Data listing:
************

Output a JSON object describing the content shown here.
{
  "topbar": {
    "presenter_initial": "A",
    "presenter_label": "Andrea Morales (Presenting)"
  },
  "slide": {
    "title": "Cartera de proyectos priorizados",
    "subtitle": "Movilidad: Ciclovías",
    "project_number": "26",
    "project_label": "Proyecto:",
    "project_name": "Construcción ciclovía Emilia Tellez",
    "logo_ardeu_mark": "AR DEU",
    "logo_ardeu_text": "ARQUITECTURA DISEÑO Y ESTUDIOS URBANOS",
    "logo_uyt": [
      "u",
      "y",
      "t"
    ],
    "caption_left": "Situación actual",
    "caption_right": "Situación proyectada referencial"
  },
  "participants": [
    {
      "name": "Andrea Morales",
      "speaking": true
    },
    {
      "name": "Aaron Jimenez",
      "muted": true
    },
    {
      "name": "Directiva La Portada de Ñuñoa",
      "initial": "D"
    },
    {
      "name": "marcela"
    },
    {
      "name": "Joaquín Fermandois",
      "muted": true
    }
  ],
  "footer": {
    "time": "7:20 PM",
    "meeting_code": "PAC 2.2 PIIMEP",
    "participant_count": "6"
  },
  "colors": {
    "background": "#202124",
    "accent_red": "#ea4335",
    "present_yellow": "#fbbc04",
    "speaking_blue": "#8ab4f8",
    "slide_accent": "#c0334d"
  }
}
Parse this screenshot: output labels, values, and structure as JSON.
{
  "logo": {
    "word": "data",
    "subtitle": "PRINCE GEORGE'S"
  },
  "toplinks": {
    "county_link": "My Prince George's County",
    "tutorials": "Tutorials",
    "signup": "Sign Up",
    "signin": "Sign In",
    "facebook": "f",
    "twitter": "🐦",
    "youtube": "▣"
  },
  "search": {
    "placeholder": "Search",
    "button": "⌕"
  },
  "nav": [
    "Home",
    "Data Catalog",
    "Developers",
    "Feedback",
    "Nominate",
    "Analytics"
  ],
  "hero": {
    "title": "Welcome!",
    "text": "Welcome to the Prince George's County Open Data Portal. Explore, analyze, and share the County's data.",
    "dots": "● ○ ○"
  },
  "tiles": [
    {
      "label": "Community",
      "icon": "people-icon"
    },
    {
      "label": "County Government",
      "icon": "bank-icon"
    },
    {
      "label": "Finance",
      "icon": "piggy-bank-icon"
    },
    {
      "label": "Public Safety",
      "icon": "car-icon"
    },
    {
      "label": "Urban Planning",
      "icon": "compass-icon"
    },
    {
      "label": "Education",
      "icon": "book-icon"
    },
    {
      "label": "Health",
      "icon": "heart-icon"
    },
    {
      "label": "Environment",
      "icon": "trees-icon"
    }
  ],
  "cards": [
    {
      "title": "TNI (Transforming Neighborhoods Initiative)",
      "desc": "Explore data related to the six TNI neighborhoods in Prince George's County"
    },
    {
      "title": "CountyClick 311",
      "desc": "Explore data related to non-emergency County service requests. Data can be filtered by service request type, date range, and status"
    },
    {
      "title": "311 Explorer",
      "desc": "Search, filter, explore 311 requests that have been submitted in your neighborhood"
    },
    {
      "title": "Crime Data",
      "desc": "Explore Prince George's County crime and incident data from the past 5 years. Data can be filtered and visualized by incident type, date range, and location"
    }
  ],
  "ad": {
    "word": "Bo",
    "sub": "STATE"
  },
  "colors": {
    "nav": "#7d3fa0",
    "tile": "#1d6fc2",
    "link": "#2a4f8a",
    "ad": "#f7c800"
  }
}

************

Would you write down every record again, exactly?

Output a JSON object describing the content shown here.
{
  "topbar": {
    "presenter_initial": "A",
    "presenter_label": "Andrea Morales (Presenting)"
  },
  "slide": {
    "title": "Cartera de proyectos priorizados",
    "subtitle": "Movilidad: Ciclovías",
    "project_number": "26",
    "project_label": "Proyecto:",
    "project_name": "Construcción ciclovía Emilia Tellez",
    "logo_ardeu_mark": "AR DEU",
    "logo_ardeu_text": "ARQUITECTURA DISEÑO Y ESTUDIOS URBANOS",
    "logo_uyt": [
      "u",
      "y",
      "t"
    ],
    "caption_left": "Situación actual",
    "caption_right": "Situación proyectada referencial"
  },
  "participants": [
    {
      "name": "Andrea Morales",
      "speaking": true
    },
    {
      "name": "Aaron Jimenez",
      "muted": true
    },
    {
      "name": "Directiva La Portada de Ñuñoa",
      "initial": "D"
    },
    {
      "name": "marcela"
    },
    {
      "name": "Joaquín Fermandois",
      "muted": true
    }
  ],
  "footer": {
    "time": "7:20 PM",
    "meeting_code": "PAC 2.2 PIIMEP",
    "participant_count": "6"
  },
  "colors": {
    "background": "#202124",
    "accent_red": "#ea4335",
    "present_yellow": "#fbbc04",
    "speaking_blue": "#8ab4f8",
    "slide_accent": "#c0334d"
  }
}
Parse this screenshot: output labels, values, and structure as JSON.
{
  "logo": {
    "word": "data",
    "subtitle": "PRINCE GEORGE'S"
  },
  "toplinks": {
    "county_link": "My Prince George's County",
    "tutorials": "Tutorials",
    "signup": "Sign Up",
    "signin": "Sign In",
    "facebook": "f",
    "twitter": "🐦",
    "youtube": "▣"
  },
  "search": {
    "placeholder": "Search",
    "button": "⌕"
  },
  "nav": [
    "Home",
    "Data Catalog",
    "Developers",
    "Feedback",
    "Nominate",
    "Analytics"
  ],
  "hero": {
    "title": "Welcome!",
    "text": "Welcome to the Prince George's County Open Data Portal. Explore, analyze, and share the County's data.",
    "dots": "● ○ ○"
  },
  "tiles": [
    {
      "label": "Community",
      "icon": "people-icon"
    },
    {
      "label": "County Government",
      "icon": "bank-icon"
    },
    {
      "label": "Finance",
      "icon": "piggy-bank-icon"
    },
    {
      "label": "Public Safety",
      "icon": "car-icon"
    },
    {
      "label": "Urban Planning",
      "icon": "compass-icon"
    },
    {
      "label": "Education",
      "icon": "book-icon"
    },
    {
      "label": "Health",
      "icon": "heart-icon"
    },
    {
      "label": "Environment",
      "icon": "trees-icon"
    }
  ],
  "cards": [
    {
      "title": "TNI (Transforming Neighborhoods Initiative)",
      "desc": "Explore data related to the six TNI neighborhoods in Prince George's County"
    },
    {
      "title": "CountyClick 311",
      "desc": "Explore data related to non-emergency County service requests. Data can be filtered by service request type, date range, and status"
    },
    {
      "title": "311 Explorer",
      "desc": "Search, filter, explore 311 requests that have been submitted in your neighborhood"
    },
    {
      "title": "Crime Data",
      "desc": "Explore Prince George's County crime and incident data from the past 5 years. Data can be filtered and visualized by incident type, date range, and location"
    }
  ],
  "ad": {
    "word": "Bo",
    "sub": "STATE"
  },
  "colors": {
    "nav": "#7d3fa0",
    "tile": "#1d6fc2",
    "link": "#2a4f8a",
    "ad": "#f7c800"
  }
}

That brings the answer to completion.